YOUR OBJECTIVE:
Report how many lines in the records below contain the word "color". Give only the number.

Records that describe figures:
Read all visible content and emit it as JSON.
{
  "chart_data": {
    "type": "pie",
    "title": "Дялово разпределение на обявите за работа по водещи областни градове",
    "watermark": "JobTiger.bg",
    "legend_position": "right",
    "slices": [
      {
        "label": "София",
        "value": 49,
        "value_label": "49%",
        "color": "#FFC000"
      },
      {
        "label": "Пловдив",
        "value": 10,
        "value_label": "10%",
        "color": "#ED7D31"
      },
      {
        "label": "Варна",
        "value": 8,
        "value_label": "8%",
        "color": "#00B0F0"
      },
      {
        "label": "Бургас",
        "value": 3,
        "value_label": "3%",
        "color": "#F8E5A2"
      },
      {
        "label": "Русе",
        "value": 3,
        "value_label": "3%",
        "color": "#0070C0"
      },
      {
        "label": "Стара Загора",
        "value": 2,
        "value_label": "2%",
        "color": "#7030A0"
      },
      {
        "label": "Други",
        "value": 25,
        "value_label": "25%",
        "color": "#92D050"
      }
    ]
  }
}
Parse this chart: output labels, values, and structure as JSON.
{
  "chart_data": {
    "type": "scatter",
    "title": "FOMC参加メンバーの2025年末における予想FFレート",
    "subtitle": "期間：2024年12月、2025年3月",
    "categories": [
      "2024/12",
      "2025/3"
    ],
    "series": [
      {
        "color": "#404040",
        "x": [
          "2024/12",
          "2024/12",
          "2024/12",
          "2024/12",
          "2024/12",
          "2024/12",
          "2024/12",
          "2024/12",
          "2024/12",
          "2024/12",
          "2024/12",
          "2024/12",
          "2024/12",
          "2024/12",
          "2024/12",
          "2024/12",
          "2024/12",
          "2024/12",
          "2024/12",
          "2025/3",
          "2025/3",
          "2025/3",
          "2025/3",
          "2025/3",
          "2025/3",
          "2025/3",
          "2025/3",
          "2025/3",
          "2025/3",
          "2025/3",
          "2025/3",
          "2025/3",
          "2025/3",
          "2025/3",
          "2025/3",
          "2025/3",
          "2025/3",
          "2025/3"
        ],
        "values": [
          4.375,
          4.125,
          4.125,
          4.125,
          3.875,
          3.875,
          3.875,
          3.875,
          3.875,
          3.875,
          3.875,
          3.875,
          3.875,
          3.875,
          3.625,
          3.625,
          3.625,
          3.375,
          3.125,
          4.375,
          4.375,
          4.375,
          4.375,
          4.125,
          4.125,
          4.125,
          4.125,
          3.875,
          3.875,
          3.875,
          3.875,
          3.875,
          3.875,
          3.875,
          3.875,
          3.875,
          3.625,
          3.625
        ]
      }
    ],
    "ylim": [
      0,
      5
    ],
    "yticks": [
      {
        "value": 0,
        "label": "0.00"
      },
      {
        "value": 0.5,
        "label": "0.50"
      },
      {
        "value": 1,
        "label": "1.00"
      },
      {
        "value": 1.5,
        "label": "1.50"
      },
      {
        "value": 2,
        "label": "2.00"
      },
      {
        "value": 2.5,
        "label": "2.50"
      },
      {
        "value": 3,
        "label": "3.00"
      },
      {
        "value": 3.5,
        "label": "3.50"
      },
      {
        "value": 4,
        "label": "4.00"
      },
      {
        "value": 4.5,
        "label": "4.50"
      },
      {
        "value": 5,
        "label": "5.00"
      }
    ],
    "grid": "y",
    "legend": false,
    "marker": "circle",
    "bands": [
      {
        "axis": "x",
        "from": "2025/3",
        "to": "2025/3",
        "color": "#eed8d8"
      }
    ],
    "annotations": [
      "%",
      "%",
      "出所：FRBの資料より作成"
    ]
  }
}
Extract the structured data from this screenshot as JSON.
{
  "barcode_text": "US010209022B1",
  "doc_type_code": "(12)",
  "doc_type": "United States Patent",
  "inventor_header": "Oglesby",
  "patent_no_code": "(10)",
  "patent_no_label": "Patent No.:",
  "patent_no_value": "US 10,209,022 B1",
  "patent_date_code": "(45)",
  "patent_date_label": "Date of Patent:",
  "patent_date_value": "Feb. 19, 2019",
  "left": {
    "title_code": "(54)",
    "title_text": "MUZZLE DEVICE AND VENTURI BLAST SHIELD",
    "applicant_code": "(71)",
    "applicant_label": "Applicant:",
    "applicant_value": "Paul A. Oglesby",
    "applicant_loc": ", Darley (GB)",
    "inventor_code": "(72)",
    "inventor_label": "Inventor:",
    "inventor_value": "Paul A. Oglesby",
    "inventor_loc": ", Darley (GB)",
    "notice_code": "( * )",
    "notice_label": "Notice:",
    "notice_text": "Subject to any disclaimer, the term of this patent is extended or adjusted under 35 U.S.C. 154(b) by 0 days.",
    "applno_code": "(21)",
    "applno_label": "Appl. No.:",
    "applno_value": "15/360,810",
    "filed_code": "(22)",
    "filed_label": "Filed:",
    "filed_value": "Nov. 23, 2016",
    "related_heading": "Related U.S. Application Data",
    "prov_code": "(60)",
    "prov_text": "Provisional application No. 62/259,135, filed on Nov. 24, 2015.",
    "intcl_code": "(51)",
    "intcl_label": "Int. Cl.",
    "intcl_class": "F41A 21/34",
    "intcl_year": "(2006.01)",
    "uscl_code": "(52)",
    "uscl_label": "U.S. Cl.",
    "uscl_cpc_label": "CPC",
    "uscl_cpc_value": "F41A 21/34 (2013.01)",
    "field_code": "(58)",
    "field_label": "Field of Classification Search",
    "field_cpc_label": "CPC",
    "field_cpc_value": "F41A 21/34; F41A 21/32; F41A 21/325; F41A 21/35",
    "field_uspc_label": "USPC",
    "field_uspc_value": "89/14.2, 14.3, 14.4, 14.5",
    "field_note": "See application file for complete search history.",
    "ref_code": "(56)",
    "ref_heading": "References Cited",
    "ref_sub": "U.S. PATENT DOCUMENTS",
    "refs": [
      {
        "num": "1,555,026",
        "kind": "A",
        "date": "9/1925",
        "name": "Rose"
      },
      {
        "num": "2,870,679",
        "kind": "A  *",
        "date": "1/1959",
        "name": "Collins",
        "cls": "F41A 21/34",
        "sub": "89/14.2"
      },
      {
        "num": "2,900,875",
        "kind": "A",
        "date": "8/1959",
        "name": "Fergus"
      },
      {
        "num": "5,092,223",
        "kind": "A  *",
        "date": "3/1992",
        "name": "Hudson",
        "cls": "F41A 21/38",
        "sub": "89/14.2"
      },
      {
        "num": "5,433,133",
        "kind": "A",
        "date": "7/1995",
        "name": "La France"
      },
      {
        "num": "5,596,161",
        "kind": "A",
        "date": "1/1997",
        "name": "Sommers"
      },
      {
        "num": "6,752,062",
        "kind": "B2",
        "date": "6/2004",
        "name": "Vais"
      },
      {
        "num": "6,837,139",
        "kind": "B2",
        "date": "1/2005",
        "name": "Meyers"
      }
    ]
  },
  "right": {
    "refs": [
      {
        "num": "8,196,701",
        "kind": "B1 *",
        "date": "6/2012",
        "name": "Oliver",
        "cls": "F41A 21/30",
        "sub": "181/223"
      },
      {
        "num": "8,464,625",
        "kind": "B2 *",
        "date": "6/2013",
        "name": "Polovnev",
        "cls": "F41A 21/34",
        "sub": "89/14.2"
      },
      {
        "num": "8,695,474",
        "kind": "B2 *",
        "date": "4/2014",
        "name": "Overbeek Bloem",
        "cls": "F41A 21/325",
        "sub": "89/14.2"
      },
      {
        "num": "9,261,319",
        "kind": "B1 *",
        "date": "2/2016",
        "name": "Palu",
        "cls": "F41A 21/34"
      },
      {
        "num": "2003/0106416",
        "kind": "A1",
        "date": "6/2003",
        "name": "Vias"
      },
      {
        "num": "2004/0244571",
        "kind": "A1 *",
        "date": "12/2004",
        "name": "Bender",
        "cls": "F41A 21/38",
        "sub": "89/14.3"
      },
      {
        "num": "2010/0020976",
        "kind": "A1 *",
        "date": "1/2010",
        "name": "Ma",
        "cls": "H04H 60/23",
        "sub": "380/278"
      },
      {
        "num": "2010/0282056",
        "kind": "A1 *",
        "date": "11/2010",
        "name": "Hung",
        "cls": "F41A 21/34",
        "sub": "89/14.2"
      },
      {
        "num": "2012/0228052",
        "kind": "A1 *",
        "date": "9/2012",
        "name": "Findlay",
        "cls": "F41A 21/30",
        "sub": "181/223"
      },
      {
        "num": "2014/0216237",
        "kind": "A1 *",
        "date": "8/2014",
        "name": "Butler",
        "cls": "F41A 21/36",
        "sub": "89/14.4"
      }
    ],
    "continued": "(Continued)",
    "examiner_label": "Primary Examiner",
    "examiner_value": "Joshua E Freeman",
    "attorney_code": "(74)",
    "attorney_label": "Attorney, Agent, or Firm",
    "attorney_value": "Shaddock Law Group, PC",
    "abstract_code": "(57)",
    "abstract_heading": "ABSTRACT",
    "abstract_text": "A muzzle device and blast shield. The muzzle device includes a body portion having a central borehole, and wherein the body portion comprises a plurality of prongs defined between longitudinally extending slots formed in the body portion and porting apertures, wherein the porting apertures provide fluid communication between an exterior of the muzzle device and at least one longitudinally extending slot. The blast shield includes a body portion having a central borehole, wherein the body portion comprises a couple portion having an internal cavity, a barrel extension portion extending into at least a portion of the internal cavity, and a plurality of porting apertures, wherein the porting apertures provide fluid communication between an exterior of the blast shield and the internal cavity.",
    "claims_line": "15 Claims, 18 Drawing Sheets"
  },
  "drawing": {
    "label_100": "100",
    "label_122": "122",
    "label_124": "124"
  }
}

RESULT OF THIS TASK:
9